-- Start Material provided --
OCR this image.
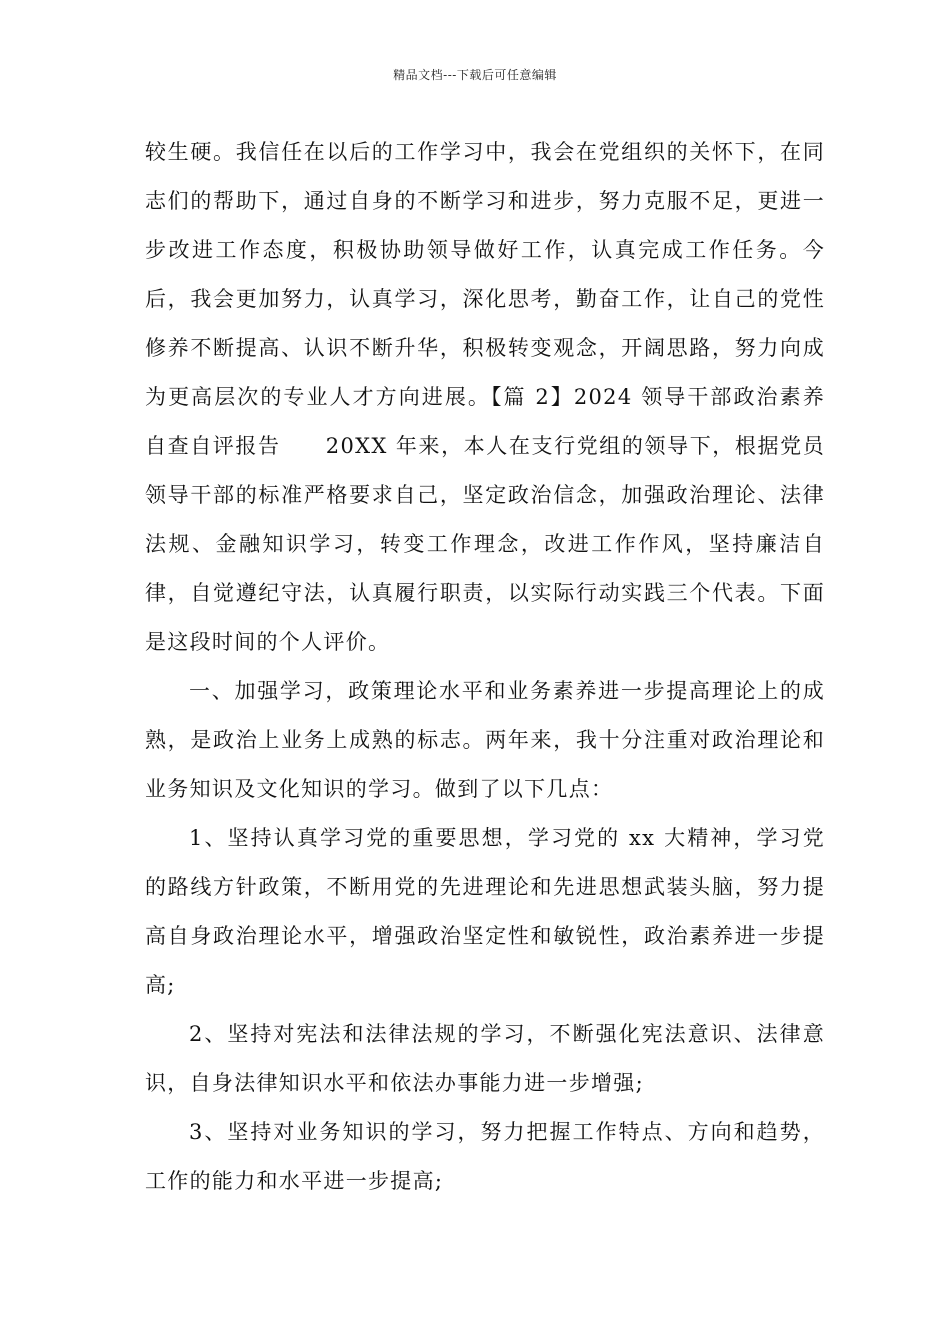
精品文档---下载后可任意编辑

较生硬。我信任在以后的工作学习中，我会在党组织的关怀下，在同志们的帮助下，通过自身的不断学习和进步，努力克服不足，更进一步改进工作态度，积极协助领导做好工作，认真完成工作任务。今后，我会更加努力，认真学习，深化思考，勤奋工作，让自己的党性修养不断提高、认识不断升华，积极转变观念，开阔思路，努力向成为更高层次的专业人才方向进展。【篇 2】2024 领导干部政治素养自查自评报告　　20XX 年来，本人在支行党组的领导下，根据党员领导干部的标准严格要求自己，坚定政治信念，加强政治理论、法律法规、金融知识学习，转变工作理念，改进工作作风，坚持廉洁自律，自觉遵纪守法，认真履行职责，以实际行动实践三个代表。下面是这段时间的个人评价。

一、加强学习，政策理论水平和业务素养进一步提高理论上的成熟，是政治上业务上成熟的标志。两年来，我十分注重对政治理论和业务知识及文化知识的学习。做到了以下几点：

1、坚持认真学习党的重要思想，学习党的 xx 大精神，学习党的路线方针政策，不断用党的先进理论和先进思想武装头脑，努力提高自身政治理论水平，增强政治坚定性和敏锐性，政治素养进一步提高;

2、坚持对宪法和法律法规的学习，不断强化宪法意识、法律意识，自身法律知识水平和依法办事能力进一步增强;

3、坚持对业务知识的学习，努力把握工作特点、方向和趋势，工作的能力和水平进一步提高;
-- End Material provided --
Instructions for the task: Your task is to reproduce all of the material exactly. The pictures stay out.

Finished task:
OCR this image.
精品文档---下载后可任意编辑

较生硬。我信任在以后的工作学习中，我会在党组织的关怀下，在同志们的帮助下，通过自身的不断学习和进步，努力克服不足，更进一步改进工作态度，积极协助领导做好工作，认真完成工作任务。今后，我会更加努力，认真学习，深化思考，勤奋工作，让自己的党性修养不断提高、认识不断升华，积极转变观念，开阔思路，努力向成为更高层次的专业人才方向进展。【篇 2】2024 领导干部政治素养自查自评报告　　20XX 年来，本人在支行党组的领导下，根据党员领导干部的标准严格要求自己，坚定政治信念，加强政治理论、法律法规、金融知识学习，转变工作理念，改进工作作风，坚持廉洁自律，自觉遵纪守法，认真履行职责，以实际行动实践三个代表。下面是这段时间的个人评价。

一、加强学习，政策理论水平和业务素养进一步提高理论上的成熟，是政治上业务上成熟的标志。两年来，我十分注重对政治理论和业务知识及文化知识的学习。做到了以下几点：

1、坚持认真学习党的重要思想，学习党的 xx 大精神，学习党的路线方针政策，不断用党的先进理论和先进思想武装头脑，努力提高自身政治理论水平，增强政治坚定性和敏锐性，政治素养进一步提高;

2、坚持对宪法和法律法规的学习，不断强化宪法意识、法律意识，自身法律知识水平和依法办事能力进一步增强;

3、坚持对业务知识的学习，努力把握工作特点、方向和趋势，工作的能力和水平进一步提高;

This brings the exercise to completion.